[start]

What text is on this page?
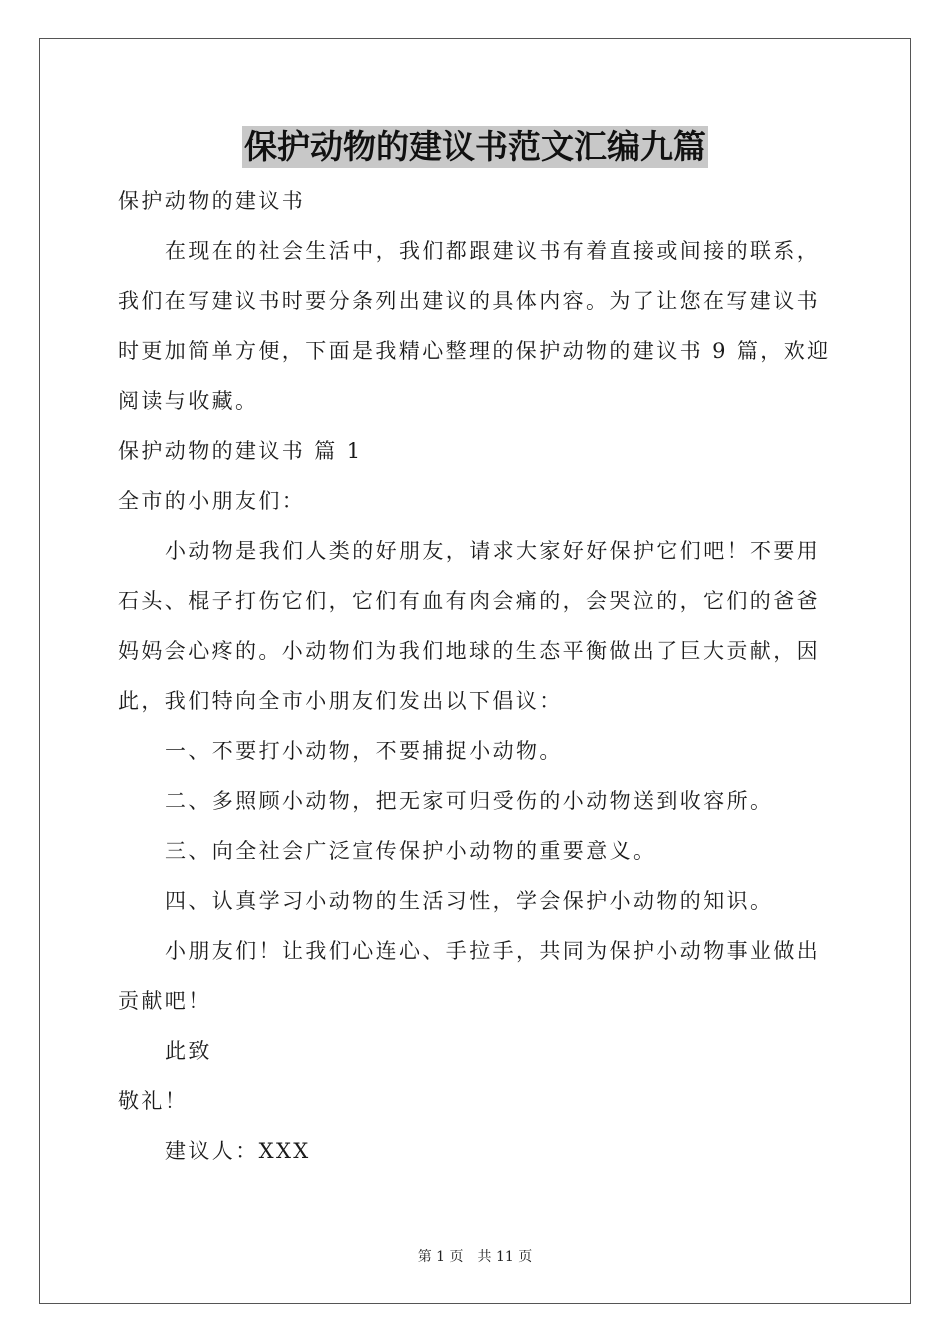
保护动物的建议书范文汇编九篇

保护动物的建议书

在现在的社会生活中，我们都跟建议书有着直接或间接的联系，

我们在写建议书时要分条列出建议的具体内容。为了让您在写建议书

时更加简单方便，下面是我精心整理的保护动物的建议书 9 篇，欢迎

阅读与收藏。

保护动物的建议书 篇 1

全市的小朋友们：

小动物是我们人类的好朋友，请求大家好好保护它们吧！不要用

石头、棍子打伤它们，它们有血有肉会痛的，会哭泣的，它们的爸爸

妈妈会心疼的。小动物们为我们地球的生态平衡做出了巨大贡献，因

此，我们特向全市小朋友们发出以下倡议：

一、不要打小动物，不要捕捉小动物。

二、多照顾小动物，把无家可归受伤的小动物送到收容所。

三、向全社会广泛宣传保护小动物的重要意义。

四、认真学习小动物的生活习性，学会保护小动物的知识。

小朋友们！让我们心连心、手拉手，共同为保护小动物事业做出

贡献吧！

此致

敬礼！

建议人：XXX

第 1 页 共 11 页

[end]

◆ Task directions
Pictures don't belong in the copy. Transcribe every record exactly as it appears.

◆ Written response
What text is on this page?
保护动物的建议书范文汇编九篇

保护动物的建议书

在现在的社会生活中，我们都跟建议书有着直接或间接的联系，

我们在写建议书时要分条列出建议的具体内容。为了让您在写建议书

时更加简单方便，下面是我精心整理的保护动物的建议书 9 篇，欢迎

阅读与收藏。

保护动物的建议书 篇 1

全市的小朋友们：

小动物是我们人类的好朋友，请求大家好好保护它们吧！不要用

石头、棍子打伤它们，它们有血有肉会痛的，会哭泣的，它们的爸爸

妈妈会心疼的。小动物们为我们地球的生态平衡做出了巨大贡献，因

此，我们特向全市小朋友们发出以下倡议：

一、不要打小动物，不要捕捉小动物。

二、多照顾小动物，把无家可归受伤的小动物送到收容所。

三、向全社会广泛宣传保护小动物的重要意义。

四、认真学习小动物的生活习性，学会保护小动物的知识。

小朋友们！让我们心连心、手拉手，共同为保护小动物事业做出

贡献吧！

此致

敬礼！

建议人：XXX

第 1 页 共 11 页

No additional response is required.